**SET EXERCISE**
Beneath this task is a listing; retype all of it exactly.

==== THE DATA

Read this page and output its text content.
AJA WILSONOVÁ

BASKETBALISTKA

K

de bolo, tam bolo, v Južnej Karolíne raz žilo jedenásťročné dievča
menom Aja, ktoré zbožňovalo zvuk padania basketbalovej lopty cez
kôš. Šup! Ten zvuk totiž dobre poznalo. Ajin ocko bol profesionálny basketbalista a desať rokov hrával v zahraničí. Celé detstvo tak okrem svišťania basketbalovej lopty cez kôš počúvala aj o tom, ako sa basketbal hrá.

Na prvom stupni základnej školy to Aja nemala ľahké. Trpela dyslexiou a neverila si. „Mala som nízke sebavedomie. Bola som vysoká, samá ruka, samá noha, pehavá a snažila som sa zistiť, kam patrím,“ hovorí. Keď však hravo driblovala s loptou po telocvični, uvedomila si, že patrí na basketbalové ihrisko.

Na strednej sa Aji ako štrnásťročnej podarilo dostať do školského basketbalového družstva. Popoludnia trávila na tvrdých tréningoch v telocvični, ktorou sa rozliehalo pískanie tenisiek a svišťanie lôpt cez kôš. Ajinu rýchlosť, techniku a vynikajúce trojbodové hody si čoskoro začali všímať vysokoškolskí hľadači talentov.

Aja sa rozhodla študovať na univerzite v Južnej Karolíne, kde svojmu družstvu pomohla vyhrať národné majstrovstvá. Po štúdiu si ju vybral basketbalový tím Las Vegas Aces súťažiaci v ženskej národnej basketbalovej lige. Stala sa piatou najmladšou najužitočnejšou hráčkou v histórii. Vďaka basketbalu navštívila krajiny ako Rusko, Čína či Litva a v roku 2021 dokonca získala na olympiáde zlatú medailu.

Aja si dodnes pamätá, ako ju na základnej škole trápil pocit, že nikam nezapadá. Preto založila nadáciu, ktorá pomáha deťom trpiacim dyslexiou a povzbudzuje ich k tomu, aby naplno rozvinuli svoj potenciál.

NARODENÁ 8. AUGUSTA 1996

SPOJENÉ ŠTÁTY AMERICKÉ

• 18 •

========

**RESPONSE FOR THIS EXERCISE**
Read this page and output its text content.
AJA WILSONOVÁ

BASKETBALISTKA

K

de bolo, tam bolo, v Južnej Karolíne raz žilo jedenásťročné dievča
menom Aja, ktoré zbožňovalo zvuk padania basketbalovej lopty cez
kôš. Šup! Ten zvuk totiž dobre poznalo. Ajin ocko bol profesionálny basketbalista a desať rokov hrával v zahraničí. Celé detstvo tak okrem svišťania basketbalovej lopty cez kôš počúvala aj o tom, ako sa basketbal hrá.

Na prvom stupni základnej školy to Aja nemala ľahké. Trpela dyslexiou a neverila si. „Mala som nízke sebavedomie. Bola som vysoká, samá ruka, samá noha, pehavá a snažila som sa zistiť, kam patrím,“ hovorí. Keď však hravo driblovala s loptou po telocvični, uvedomila si, že patrí na basketbalové ihrisko.

Na strednej sa Aji ako štrnásťročnej podarilo dostať do školského basketbalového družstva. Popoludnia trávila na tvrdých tréningoch v telocvični, ktorou sa rozliehalo pískanie tenisiek a svišťanie lôpt cez kôš. Ajinu rýchlosť, techniku a vynikajúce trojbodové hody si čoskoro začali všímať vysokoškolskí hľadači talentov.

Aja sa rozhodla študovať na univerzite v Južnej Karolíne, kde svojmu družstvu pomohla vyhrať národné majstrovstvá. Po štúdiu si ju vybral basketbalový tím Las Vegas Aces súťažiaci v ženskej národnej basketbalovej lige. Stala sa piatou najmladšou najužitočnejšou hráčkou v histórii. Vďaka basketbalu navštívila krajiny ako Rusko, Čína či Litva a v roku 2021 dokonca získala na olympiáde zlatú medailu.

Aja si dodnes pamätá, ako ju na základnej škole trápil pocit, že nikam nezapadá. Preto založila nadáciu, ktorá pomáha deťom trpiacim dyslexiou a povzbudzuje ich k tomu, aby naplno rozvinuli svoj potenciál.

NARODENÁ 8. AUGUSTA 1996

SPOJENÉ ŠTÁTY AMERICKÉ

• 18 •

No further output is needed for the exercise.